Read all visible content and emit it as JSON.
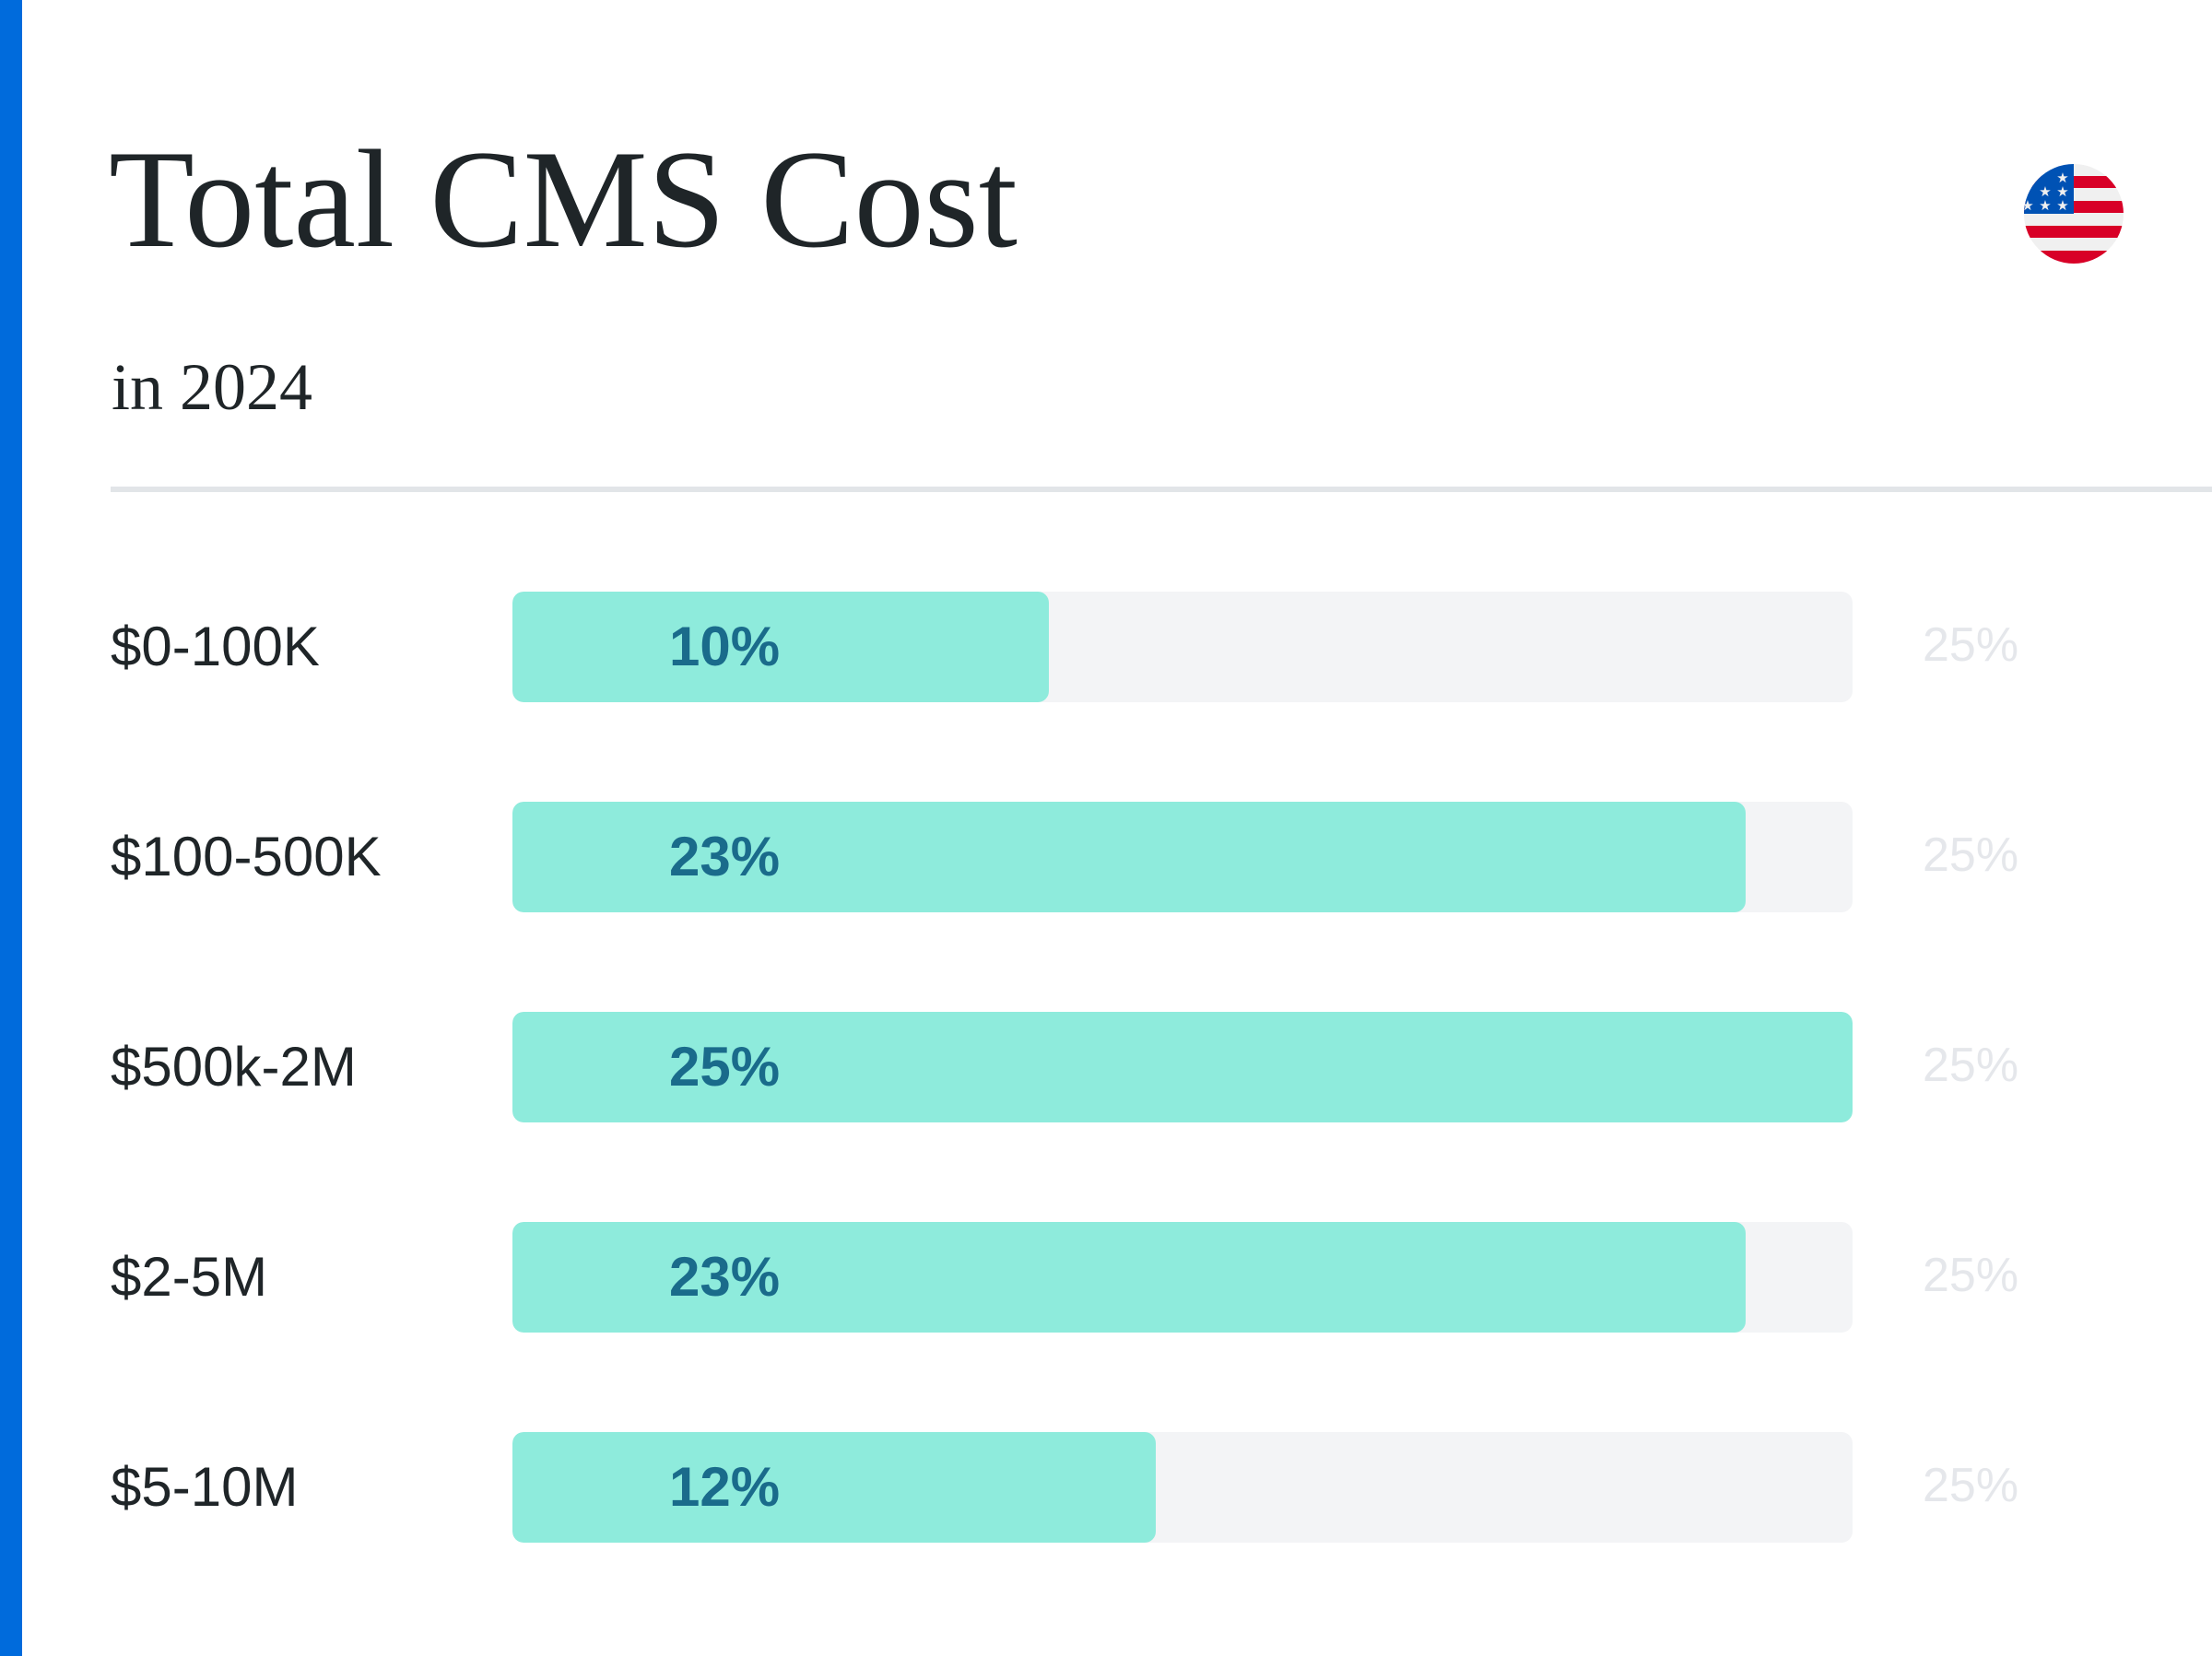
{
  "header": {
    "title": "Total CMS Cost",
    "subtitle": "in 2024",
    "flag_icon": "us-flag-icon"
  },
  "colors": {
    "accent": "#006bdc",
    "bar_fill": "#8eebdc",
    "bar_track": "#f3f4f6",
    "value_text": "#1a6b8b",
    "max_text": "#e5e7eb"
  },
  "chart_data": {
    "type": "bar",
    "orientation": "horizontal",
    "title": "Total CMS Cost",
    "subtitle": "in 2024",
    "categories": [
      "$0-100K",
      "$100-500K",
      "$500k-2M",
      "$2-5M",
      "$5-10M"
    ],
    "values": [
      10,
      23,
      25,
      23,
      12
    ],
    "value_labels": [
      "10%",
      "23%",
      "25%",
      "23%",
      "12%"
    ],
    "max_value": 25,
    "max_labels": [
      "25%",
      "25%",
      "25%",
      "25%",
      "25%"
    ],
    "unit": "%",
    "xlabel": "",
    "ylabel": "",
    "xlim": [
      0,
      25
    ],
    "grid": false,
    "legend": "none"
  }
}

Instructions for the task: Set the data above down again exactly as given, with no pictures.

Answer in full:
Read all visible content and emit it as JSON.
{
  "header": {
    "title": "Total CMS Cost",
    "subtitle": "in 2024",
    "flag_icon": "us-flag-icon"
  },
  "colors": {
    "accent": "#006bdc",
    "bar_fill": "#8eebdc",
    "bar_track": "#f3f4f6",
    "value_text": "#1a6b8b",
    "max_text": "#e5e7eb"
  },
  "chart_data": {
    "type": "bar",
    "orientation": "horizontal",
    "title": "Total CMS Cost",
    "subtitle": "in 2024",
    "categories": [
      "$0-100K",
      "$100-500K",
      "$500k-2M",
      "$2-5M",
      "$5-10M"
    ],
    "values": [
      10,
      23,
      25,
      23,
      12
    ],
    "value_labels": [
      "10%",
      "23%",
      "25%",
      "23%",
      "12%"
    ],
    "max_value": 25,
    "max_labels": [
      "25%",
      "25%",
      "25%",
      "25%",
      "25%"
    ],
    "unit": "%",
    "xlabel": "",
    "ylabel": "",
    "xlim": [
      0,
      25
    ],
    "grid": false,
    "legend": "none"
  }
}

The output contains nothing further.